The records:
▽
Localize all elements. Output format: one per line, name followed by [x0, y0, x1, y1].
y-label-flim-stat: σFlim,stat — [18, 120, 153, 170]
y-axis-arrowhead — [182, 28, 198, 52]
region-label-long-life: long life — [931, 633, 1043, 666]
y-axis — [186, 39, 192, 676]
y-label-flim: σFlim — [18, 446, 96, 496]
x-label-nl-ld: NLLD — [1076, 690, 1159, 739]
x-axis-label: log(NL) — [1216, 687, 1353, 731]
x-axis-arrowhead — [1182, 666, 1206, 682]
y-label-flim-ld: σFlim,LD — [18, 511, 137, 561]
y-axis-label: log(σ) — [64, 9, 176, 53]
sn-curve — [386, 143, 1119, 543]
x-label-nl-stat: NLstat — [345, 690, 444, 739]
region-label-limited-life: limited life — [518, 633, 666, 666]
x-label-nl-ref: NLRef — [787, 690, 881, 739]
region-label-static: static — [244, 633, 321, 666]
△
Exercise description: Update the rows above by replacing "limited life" with "finite life" and leaving everything else as it is.

Response:
Localize all elements. Output format: one per line, name followed by [x0, y0, x1, y1].
y-label-flim-stat: σFlim,stat — [18, 120, 153, 170]
y-axis-arrowhead — [182, 28, 198, 52]
region-label-long-life: long life — [931, 633, 1043, 666]
y-axis — [186, 39, 192, 676]
y-label-flim: σFlim — [18, 446, 96, 496]
x-label-nl-ld: NLLD — [1076, 690, 1159, 739]
x-axis-label: log(NL) — [1216, 687, 1353, 731]
x-axis-arrowhead — [1182, 666, 1206, 682]
y-label-flim-ld: σFlim,LD — [18, 511, 137, 561]
y-axis-label: log(σ) — [64, 9, 176, 53]
sn-curve — [386, 143, 1119, 543]
x-label-nl-stat: NLstat — [345, 690, 444, 739]
region-label-limited-life: finite life — [518, 633, 666, 666]
x-label-nl-ref: NLRef — [787, 690, 881, 739]
region-label-static: static — [244, 633, 321, 666]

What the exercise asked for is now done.